**SET TASK:** Determine how many lines below hold the string "中考真题". Reply with the number alone.

**WORKING DATA:**
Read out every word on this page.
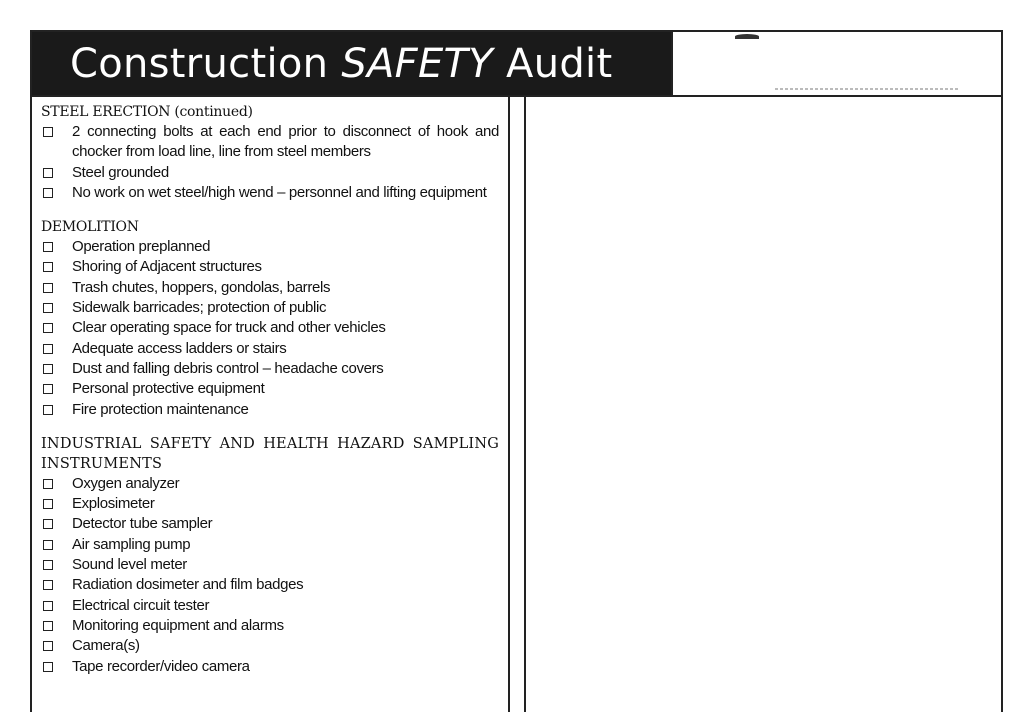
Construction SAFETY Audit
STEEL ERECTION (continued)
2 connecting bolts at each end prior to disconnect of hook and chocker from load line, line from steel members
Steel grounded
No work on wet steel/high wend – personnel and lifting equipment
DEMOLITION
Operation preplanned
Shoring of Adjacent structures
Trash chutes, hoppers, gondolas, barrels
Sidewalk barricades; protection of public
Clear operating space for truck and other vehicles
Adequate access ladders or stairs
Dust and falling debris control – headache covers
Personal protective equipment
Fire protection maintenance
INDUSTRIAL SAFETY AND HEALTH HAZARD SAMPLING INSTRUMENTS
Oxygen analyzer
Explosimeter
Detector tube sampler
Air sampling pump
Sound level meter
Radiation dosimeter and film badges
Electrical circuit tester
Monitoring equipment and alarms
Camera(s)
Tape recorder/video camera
...
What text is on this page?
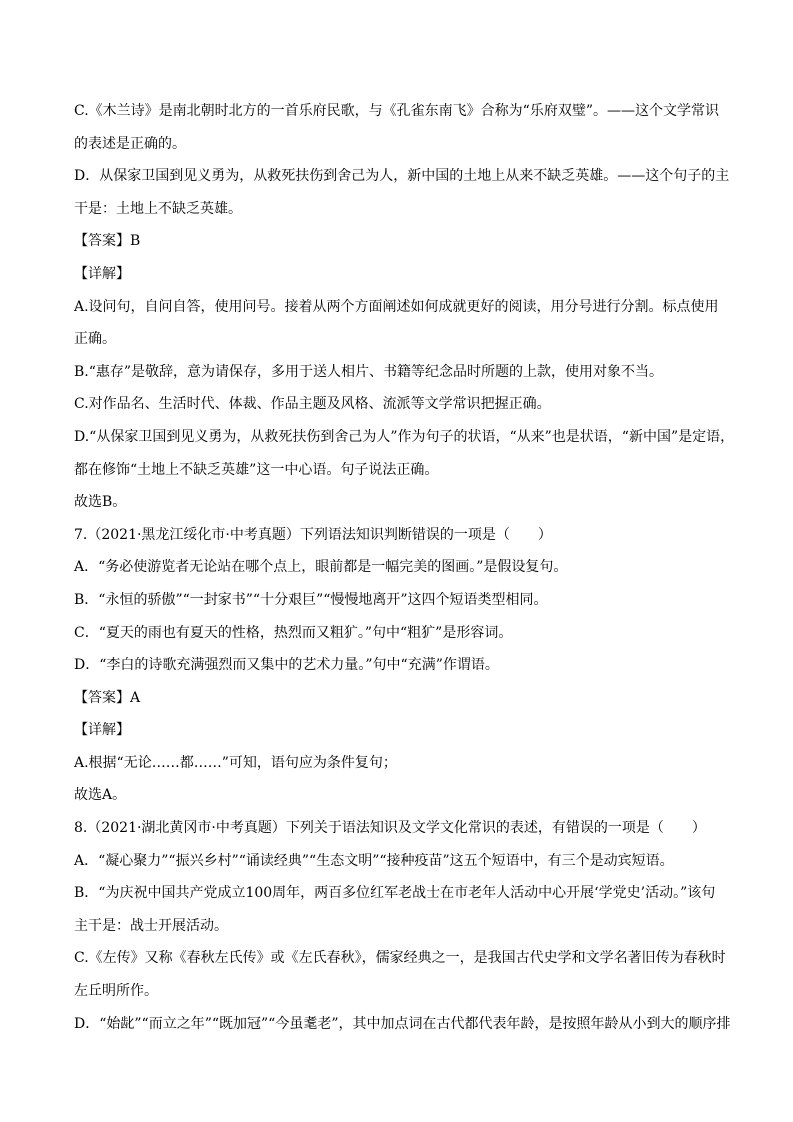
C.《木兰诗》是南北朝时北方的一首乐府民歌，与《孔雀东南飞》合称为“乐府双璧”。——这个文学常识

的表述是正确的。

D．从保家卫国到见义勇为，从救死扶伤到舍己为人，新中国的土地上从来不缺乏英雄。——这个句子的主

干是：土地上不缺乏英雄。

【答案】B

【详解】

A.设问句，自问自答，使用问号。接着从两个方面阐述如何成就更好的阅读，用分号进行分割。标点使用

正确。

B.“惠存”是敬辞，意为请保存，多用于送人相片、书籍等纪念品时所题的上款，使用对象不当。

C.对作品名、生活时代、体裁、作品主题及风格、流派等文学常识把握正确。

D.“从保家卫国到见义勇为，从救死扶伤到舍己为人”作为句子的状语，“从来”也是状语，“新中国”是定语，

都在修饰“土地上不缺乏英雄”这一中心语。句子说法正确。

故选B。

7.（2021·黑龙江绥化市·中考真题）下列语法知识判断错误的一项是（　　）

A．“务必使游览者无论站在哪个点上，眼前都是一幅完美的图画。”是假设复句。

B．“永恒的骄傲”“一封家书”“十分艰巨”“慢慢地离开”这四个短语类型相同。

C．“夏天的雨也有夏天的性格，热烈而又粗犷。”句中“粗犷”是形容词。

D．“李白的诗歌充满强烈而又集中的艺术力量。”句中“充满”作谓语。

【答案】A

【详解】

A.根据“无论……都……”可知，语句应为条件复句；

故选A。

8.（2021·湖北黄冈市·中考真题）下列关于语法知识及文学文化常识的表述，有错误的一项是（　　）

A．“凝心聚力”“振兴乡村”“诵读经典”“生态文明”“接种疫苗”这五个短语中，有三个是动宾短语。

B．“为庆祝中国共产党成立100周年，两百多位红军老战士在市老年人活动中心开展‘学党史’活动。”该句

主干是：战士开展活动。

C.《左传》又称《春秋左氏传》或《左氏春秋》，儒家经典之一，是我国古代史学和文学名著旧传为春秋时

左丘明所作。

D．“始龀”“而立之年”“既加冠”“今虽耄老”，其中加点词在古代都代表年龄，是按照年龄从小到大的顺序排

**WRITTEN ANSWER:** 2